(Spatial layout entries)
— BEGIN —

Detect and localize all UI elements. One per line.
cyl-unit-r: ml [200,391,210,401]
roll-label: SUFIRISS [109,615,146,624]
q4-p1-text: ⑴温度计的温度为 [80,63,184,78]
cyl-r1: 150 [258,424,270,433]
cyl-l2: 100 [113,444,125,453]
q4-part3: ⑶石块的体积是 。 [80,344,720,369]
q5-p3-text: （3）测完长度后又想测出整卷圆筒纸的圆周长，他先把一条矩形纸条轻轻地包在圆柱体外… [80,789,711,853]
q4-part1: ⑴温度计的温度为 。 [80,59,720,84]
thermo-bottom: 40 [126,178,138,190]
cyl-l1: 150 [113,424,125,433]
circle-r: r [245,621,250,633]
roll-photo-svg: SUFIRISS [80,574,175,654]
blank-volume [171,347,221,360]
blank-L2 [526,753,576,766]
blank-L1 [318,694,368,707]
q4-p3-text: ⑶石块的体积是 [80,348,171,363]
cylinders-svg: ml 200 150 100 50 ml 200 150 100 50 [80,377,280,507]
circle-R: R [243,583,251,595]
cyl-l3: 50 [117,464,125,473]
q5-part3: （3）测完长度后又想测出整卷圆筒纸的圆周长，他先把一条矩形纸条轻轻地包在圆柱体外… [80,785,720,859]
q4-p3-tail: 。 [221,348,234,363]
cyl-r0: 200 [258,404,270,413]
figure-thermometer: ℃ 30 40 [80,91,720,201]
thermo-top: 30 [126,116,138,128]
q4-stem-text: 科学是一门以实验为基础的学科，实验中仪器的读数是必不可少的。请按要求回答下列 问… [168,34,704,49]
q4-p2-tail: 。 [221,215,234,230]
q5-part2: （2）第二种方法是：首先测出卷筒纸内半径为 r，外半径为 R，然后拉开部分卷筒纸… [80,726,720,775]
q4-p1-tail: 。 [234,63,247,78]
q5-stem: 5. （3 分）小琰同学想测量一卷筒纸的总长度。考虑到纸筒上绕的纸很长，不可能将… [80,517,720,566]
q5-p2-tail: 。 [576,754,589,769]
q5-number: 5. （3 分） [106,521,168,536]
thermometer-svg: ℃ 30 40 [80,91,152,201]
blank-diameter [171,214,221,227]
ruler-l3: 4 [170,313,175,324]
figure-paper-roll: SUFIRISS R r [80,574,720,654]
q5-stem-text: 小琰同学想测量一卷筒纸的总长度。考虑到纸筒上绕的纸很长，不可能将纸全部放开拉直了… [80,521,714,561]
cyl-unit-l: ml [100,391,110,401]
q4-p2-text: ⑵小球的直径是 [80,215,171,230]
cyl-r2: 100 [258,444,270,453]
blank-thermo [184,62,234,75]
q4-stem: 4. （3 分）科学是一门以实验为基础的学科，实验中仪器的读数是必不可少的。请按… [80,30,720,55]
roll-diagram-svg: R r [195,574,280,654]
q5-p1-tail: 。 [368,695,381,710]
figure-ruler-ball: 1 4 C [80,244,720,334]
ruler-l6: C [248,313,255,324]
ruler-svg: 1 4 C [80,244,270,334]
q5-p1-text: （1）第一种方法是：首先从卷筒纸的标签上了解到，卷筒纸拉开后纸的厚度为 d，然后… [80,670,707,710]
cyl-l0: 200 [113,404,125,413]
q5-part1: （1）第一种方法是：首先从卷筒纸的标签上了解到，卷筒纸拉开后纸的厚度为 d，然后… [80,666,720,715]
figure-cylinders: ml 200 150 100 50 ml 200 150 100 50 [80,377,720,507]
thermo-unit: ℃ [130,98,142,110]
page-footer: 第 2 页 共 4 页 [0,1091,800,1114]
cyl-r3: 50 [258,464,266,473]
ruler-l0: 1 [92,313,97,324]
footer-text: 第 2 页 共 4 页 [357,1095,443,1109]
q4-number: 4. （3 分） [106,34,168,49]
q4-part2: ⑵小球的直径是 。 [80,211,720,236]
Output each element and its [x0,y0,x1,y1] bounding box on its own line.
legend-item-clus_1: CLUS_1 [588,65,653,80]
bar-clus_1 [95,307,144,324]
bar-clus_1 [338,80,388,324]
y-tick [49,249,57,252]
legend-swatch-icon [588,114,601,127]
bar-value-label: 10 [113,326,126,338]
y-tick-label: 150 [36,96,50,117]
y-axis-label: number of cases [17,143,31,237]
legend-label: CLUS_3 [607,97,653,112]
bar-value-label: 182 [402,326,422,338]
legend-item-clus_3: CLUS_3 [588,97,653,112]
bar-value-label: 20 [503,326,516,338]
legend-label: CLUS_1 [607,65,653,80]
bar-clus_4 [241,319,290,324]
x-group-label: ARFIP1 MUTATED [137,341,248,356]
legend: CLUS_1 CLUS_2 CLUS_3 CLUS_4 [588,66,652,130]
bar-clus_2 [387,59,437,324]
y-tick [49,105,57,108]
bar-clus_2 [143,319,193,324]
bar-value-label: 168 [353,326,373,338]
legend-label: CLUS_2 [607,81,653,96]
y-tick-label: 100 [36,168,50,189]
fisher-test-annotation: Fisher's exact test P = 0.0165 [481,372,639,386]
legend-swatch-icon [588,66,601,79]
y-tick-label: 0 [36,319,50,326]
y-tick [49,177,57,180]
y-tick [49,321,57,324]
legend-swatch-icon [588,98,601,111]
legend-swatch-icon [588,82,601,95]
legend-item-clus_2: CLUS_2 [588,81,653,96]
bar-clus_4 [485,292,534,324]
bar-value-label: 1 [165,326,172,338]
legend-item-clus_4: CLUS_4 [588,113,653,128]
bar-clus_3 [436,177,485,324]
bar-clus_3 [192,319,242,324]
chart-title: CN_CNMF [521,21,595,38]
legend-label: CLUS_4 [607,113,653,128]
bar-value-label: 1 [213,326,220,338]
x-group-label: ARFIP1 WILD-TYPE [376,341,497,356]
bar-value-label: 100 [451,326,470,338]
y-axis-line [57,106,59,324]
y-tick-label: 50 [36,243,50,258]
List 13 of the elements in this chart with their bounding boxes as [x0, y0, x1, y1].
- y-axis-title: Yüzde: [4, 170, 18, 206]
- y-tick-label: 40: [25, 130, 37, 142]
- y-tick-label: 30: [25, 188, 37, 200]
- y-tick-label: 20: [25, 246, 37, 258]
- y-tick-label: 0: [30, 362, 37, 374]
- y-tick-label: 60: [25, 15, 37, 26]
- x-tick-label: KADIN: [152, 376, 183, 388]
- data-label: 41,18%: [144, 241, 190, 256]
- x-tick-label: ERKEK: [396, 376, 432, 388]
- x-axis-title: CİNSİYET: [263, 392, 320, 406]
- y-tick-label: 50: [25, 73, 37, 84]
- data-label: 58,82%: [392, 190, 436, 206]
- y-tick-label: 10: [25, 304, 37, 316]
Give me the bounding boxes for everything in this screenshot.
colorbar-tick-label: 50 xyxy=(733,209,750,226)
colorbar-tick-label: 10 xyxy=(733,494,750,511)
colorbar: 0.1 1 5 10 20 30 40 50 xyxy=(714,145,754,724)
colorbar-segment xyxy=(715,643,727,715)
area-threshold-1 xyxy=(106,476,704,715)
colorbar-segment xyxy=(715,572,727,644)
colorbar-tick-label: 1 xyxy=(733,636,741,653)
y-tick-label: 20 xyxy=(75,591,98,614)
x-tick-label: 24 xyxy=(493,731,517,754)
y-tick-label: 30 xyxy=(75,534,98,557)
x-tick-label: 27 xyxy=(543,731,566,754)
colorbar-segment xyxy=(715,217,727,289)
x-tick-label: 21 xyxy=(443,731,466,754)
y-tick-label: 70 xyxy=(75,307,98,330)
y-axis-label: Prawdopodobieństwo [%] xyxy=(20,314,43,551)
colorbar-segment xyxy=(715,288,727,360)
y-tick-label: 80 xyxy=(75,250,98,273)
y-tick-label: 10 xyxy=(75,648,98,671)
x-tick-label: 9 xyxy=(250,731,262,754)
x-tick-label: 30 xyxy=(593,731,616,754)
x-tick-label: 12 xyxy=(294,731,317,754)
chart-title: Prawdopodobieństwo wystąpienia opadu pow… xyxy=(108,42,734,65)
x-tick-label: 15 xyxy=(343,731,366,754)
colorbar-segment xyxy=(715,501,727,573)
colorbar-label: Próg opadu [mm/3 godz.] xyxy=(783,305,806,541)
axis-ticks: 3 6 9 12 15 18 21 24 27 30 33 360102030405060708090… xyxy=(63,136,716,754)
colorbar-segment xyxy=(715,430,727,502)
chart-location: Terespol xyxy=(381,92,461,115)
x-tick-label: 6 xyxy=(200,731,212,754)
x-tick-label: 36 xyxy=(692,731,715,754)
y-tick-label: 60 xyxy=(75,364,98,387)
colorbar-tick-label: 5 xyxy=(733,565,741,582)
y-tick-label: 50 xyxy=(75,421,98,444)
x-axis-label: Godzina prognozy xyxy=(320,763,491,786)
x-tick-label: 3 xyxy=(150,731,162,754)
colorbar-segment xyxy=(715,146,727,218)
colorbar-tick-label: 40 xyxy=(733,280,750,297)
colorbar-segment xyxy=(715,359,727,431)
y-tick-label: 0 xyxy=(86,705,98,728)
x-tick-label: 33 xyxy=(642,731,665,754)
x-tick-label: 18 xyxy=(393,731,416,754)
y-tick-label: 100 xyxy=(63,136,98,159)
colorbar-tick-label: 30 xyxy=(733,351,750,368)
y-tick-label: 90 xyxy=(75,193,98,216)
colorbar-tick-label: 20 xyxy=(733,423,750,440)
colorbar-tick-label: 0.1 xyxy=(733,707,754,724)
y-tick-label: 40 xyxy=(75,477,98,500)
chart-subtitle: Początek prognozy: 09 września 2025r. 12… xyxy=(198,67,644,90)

— END —

▶ _GIVEN TASK_: Arrange the lines of the material as a numbered list, from the first line through the line containing "cyl-r0: 200 [258,404,270,413]", leaving out any blank lines.

▶ _RESPONSE TO THIS TASK_:
1. Detect and localize all UI elements. One per line.
2. cyl-unit-r: ml [200,391,210,401]
3. roll-label: SUFIRISS [109,615,146,624]
4. q4-p1-text: ⑴温度计的温度为 [80,63,184,78]
5. cyl-r1: 150 [258,424,270,433]
6. cyl-l2: 100 [113,444,125,453]
7. q4-part3: ⑶石块的体积是 。 [80,344,720,369]
8. q5-p3-text: （3）测完长度后又想测出整卷圆筒纸的圆周长，他先把一条矩形纸条轻轻地包在圆柱体外… [80,789,711,853]
9. q4-part1: ⑴温度计的温度为 。 [80,59,720,84]
10. thermo-bottom: 40 [126,178,138,190]
11. cyl-l1: 150 [113,424,125,433]
12. circle-r: r [245,621,250,633]
13. roll-photo-svg: SUFIRISS [80,574,175,654]
14. blank-volume [171,347,221,360]
15. blank-L2 [526,753,576,766]
16. blank-L1 [318,694,368,707]
17. q4-p3-text: ⑶石块的体积是 [80,348,171,363]
18. cylinders-svg: ml 200 150 100 50 ml 200 150 100 50 [80,377,280,507]
19. circle-R: R [243,583,251,595]
20. cyl-l3: 50 [117,464,125,473]
21. q5-part3: （3）测完长度后又想测出整卷圆筒纸的圆周长，他先把一条矩形纸条轻轻地包在圆柱体外… [80,785,720,859]
22. q4-p3-tail: 。 [221,348,234,363]
23. cyl-r0: 200 [258,404,270,413]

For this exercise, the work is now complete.